Data shown:
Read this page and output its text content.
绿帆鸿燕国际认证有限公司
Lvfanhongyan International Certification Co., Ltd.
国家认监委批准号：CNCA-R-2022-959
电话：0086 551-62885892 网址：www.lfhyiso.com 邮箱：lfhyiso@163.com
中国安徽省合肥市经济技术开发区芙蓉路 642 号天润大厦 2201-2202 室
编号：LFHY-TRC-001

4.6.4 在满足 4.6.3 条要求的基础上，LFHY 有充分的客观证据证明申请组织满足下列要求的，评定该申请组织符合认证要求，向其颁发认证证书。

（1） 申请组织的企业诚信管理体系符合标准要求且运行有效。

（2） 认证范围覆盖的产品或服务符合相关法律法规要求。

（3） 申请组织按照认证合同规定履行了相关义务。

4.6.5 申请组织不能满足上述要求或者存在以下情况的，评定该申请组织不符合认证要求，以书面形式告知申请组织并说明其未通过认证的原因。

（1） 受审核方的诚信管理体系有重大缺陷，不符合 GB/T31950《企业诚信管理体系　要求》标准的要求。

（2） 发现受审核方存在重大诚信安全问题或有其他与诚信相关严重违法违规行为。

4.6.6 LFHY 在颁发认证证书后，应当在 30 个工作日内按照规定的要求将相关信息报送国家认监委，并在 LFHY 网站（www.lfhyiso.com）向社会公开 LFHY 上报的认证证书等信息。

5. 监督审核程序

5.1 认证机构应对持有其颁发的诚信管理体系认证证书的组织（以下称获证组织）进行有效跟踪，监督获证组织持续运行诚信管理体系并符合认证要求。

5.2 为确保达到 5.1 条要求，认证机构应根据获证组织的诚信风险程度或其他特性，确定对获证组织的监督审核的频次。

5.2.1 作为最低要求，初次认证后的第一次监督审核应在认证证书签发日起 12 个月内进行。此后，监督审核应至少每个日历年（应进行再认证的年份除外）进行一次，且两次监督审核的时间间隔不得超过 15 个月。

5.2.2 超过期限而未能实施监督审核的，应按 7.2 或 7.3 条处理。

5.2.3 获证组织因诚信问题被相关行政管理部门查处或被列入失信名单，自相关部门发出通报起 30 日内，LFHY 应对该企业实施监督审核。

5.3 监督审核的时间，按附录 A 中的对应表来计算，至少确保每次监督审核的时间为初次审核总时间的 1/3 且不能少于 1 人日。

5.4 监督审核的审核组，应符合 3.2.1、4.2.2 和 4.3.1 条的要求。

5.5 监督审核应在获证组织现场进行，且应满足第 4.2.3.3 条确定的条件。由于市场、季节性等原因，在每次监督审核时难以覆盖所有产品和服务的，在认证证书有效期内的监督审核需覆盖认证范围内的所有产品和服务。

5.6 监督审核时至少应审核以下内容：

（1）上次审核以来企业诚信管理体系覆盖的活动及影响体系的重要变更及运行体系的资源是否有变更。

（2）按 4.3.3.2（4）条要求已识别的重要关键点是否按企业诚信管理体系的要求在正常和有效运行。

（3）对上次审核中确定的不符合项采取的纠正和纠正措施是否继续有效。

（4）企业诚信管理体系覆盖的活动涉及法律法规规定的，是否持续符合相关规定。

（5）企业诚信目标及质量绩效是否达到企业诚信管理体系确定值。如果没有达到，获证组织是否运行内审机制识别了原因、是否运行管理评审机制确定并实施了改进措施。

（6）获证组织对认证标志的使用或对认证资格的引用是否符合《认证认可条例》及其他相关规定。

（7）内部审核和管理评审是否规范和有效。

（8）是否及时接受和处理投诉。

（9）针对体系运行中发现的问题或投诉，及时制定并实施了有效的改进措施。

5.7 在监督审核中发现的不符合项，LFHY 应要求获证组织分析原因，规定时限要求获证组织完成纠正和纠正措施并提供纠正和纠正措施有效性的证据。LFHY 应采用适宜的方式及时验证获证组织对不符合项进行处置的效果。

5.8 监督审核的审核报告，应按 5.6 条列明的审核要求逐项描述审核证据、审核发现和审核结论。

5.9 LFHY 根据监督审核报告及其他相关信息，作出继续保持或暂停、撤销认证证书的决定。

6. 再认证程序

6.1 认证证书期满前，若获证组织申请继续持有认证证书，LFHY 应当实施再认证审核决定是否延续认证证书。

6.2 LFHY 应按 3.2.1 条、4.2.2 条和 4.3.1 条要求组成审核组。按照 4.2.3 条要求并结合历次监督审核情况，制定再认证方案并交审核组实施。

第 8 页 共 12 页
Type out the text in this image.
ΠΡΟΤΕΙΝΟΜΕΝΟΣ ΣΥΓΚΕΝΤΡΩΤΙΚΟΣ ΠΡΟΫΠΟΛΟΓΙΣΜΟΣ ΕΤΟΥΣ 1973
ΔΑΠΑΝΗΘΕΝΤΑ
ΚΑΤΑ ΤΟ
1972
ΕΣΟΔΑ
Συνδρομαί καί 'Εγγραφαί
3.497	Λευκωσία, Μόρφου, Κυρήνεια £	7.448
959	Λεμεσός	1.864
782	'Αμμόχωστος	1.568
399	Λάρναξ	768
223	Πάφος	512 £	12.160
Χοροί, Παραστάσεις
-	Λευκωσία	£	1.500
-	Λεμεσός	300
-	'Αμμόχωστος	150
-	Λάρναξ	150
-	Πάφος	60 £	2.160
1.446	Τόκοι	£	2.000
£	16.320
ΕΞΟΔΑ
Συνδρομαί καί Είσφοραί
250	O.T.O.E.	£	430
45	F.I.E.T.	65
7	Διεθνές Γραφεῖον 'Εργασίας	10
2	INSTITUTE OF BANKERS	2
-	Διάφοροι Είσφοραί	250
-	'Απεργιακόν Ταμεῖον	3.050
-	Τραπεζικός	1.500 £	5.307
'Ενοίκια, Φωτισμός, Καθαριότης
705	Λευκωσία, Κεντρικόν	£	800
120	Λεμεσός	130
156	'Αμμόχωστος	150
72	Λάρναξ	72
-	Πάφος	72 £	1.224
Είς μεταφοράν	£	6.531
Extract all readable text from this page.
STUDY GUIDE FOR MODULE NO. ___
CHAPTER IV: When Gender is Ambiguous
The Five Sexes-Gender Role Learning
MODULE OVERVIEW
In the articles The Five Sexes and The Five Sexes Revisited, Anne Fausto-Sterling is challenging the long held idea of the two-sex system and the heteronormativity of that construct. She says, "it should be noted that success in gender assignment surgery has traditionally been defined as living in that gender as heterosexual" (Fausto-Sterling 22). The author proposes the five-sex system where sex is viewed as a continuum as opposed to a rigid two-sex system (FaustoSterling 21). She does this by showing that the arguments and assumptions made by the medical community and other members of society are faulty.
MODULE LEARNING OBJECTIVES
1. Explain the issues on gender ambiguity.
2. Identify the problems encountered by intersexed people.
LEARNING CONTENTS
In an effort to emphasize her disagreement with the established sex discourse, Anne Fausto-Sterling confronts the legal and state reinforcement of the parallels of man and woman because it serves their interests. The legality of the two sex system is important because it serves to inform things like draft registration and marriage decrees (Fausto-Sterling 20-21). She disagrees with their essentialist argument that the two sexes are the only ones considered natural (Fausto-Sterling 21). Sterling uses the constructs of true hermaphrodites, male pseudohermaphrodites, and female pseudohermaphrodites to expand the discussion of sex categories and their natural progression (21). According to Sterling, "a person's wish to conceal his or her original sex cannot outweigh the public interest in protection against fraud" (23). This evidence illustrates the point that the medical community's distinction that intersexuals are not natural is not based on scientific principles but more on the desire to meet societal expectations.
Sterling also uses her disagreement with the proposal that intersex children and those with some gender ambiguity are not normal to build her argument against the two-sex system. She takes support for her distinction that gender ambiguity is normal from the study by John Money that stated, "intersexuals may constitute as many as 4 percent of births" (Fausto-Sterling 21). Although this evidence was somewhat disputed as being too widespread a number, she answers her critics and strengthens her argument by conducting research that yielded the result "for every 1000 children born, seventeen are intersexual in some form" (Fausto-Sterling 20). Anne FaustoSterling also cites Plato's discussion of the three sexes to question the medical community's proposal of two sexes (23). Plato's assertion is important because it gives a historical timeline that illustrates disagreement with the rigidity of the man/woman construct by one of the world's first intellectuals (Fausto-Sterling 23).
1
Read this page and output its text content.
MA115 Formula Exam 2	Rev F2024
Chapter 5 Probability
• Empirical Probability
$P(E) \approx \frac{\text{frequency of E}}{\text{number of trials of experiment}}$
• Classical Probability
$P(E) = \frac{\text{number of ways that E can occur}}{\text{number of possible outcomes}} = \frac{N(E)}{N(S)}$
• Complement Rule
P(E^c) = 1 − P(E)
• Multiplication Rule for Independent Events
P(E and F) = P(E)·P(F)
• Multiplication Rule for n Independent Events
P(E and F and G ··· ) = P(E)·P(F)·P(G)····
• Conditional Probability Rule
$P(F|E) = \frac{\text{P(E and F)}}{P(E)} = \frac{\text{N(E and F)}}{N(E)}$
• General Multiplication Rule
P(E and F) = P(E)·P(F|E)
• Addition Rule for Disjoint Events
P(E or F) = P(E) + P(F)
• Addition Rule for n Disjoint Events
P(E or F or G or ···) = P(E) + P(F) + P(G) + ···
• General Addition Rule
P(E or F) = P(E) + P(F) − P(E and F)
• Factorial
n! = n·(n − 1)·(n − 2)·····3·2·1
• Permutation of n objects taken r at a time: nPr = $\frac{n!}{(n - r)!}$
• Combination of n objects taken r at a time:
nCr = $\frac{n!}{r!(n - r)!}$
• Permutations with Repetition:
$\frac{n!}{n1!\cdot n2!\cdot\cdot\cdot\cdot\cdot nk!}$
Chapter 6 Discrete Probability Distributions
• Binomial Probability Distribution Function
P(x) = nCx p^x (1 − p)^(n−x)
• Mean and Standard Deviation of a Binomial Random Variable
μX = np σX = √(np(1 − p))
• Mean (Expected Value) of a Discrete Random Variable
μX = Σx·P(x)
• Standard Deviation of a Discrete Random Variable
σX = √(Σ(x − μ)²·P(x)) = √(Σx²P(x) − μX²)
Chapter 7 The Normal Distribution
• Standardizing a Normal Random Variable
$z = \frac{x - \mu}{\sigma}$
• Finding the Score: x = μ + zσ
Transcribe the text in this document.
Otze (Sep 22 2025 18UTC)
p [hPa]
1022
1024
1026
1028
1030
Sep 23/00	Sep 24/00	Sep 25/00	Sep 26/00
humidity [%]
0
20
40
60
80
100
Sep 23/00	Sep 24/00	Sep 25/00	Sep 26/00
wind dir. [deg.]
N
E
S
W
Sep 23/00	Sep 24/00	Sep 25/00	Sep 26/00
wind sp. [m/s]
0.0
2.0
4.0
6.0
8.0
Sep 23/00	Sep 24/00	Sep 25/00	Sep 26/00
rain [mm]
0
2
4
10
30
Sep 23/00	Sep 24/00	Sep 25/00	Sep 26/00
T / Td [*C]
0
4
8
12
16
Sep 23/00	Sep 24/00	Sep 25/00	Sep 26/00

Task:
Look through the listing and extract every line with "Probability" in it.

Expected answer:
Chapter 5 Probability
• Empirical Probability
• Classical Probability
• Conditional Probability Rule
Chapter 6 Discrete Probability Distributions
• Binomial Probability Distribution Function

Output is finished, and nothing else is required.